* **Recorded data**
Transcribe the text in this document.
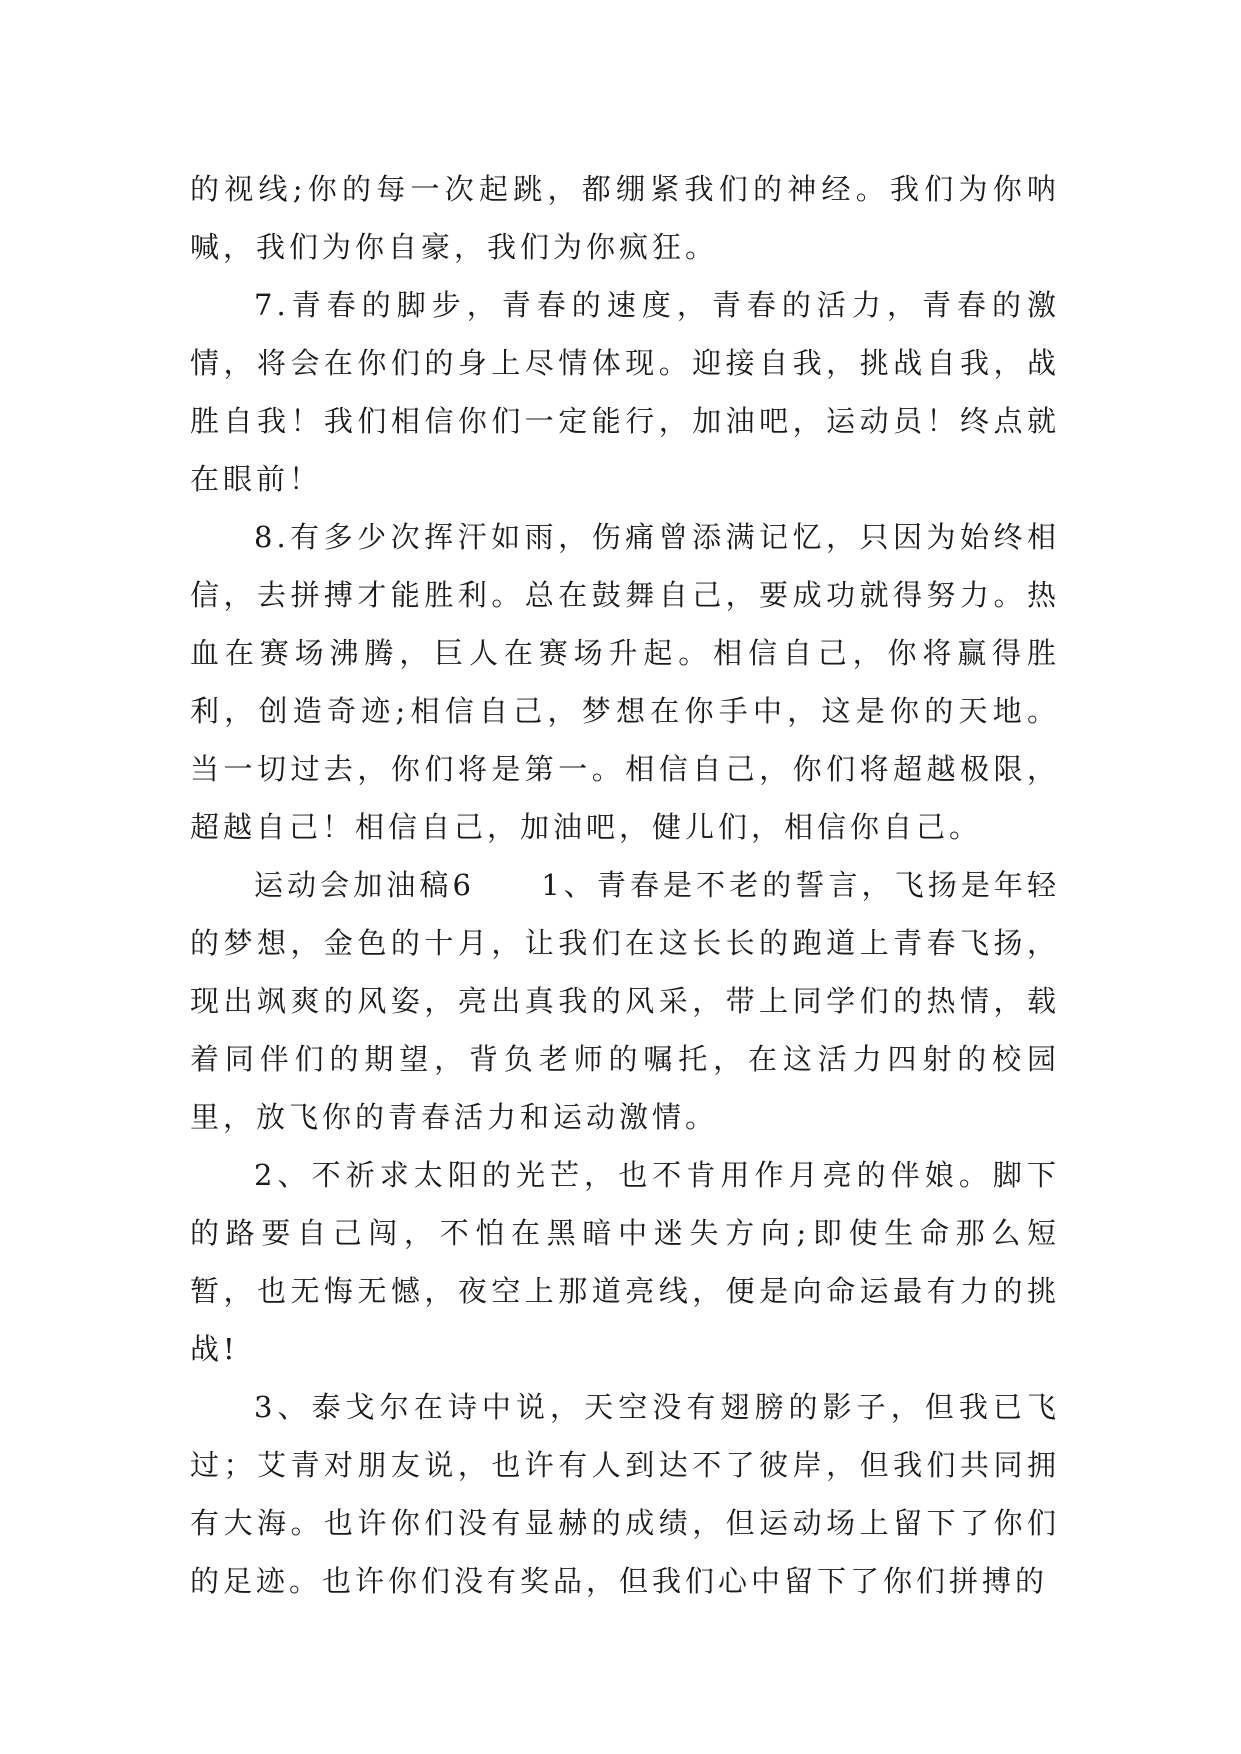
的视线;你的每一次起跳，都绷紧我们的神经。我们为你呐喊，我们为你自豪，我们为你疯狂。

7.青春的脚步，青春的速度，青春的活力，青春的激情，将会在你们的身上尽情体现。迎接自我，挑战自我，战胜自我！我们相信你们一定能行，加油吧，运动员！终点就在眼前！

8.有多少次挥汗如雨，伤痛曾添满记忆，只因为始终相信，去拼搏才能胜利。总在鼓舞自己，要成功就得努力。热血在赛场沸腾，巨人在赛场升起。相信自己，你将赢得胜利，创造奇迹;相信自己，梦想在你手中，这是你的天地。当一切过去，你们将是第一。相信自己，你们将超越极限，超越自己！相信自己，加油吧，健儿们，相信你自己。

运动会加油稿6　　1、青春是不老的誓言，飞扬是年轻的梦想，金色的十月，让我们在这长长的跑道上青春飞扬，现出飒爽的风姿，亮出真我的风采，带上同学们的热情，载着同伴们的期望，背负老师的嘱托，在这活力四射的校园里，放飞你的青春活力和运动激情。

2、不祈求太阳的光芒，也不肯用作月亮的伴娘。脚下的路要自己闯，不怕在黑暗中迷失方向;即使生命那么短暂，也无悔无憾，夜空上那道亮线，便是向命运最有力的挑战!

3、泰戈尔在诗中说，天空没有翅膀的影子，但我已飞过；艾青对朋友说，也许有人到达不了彼岸，但我们共同拥有大海。也许你们没有显赫的成绩，但运动场上留下了你们的足迹。也许你们没有奖品，但我们心中留下了你们拼搏的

* **EXERCISE TASK**
Copy the listing word for word, excluding its pictures.

* **RESPONSE**
Transcribe the text in this document.
的视线;你的每一次起跳，都绷紧我们的神经。我们为你呐喊，我们为你自豪，我们为你疯狂。

7.青春的脚步，青春的速度，青春的活力，青春的激情，将会在你们的身上尽情体现。迎接自我，挑战自我，战胜自我！我们相信你们一定能行，加油吧，运动员！终点就在眼前！

8.有多少次挥汗如雨，伤痛曾添满记忆，只因为始终相信，去拼搏才能胜利。总在鼓舞自己，要成功就得努力。热血在赛场沸腾，巨人在赛场升起。相信自己，你将赢得胜利，创造奇迹;相信自己，梦想在你手中，这是你的天地。当一切过去，你们将是第一。相信自己，你们将超越极限，超越自己！相信自己，加油吧，健儿们，相信你自己。

运动会加油稿6　　1、青春是不老的誓言，飞扬是年轻的梦想，金色的十月，让我们在这长长的跑道上青春飞扬，现出飒爽的风姿，亮出真我的风采，带上同学们的热情，载着同伴们的期望，背负老师的嘱托，在这活力四射的校园里，放飞你的青春活力和运动激情。

2、不祈求太阳的光芒，也不肯用作月亮的伴娘。脚下的路要自己闯，不怕在黑暗中迷失方向;即使生命那么短暂，也无悔无憾，夜空上那道亮线，便是向命运最有力的挑战!

3、泰戈尔在诗中说，天空没有翅膀的影子，但我已飞过；艾青对朋友说，也许有人到达不了彼岸，但我们共同拥有大海。也许你们没有显赫的成绩，但运动场上留下了你们的足迹。也许你们没有奖品，但我们心中留下了你们拼搏的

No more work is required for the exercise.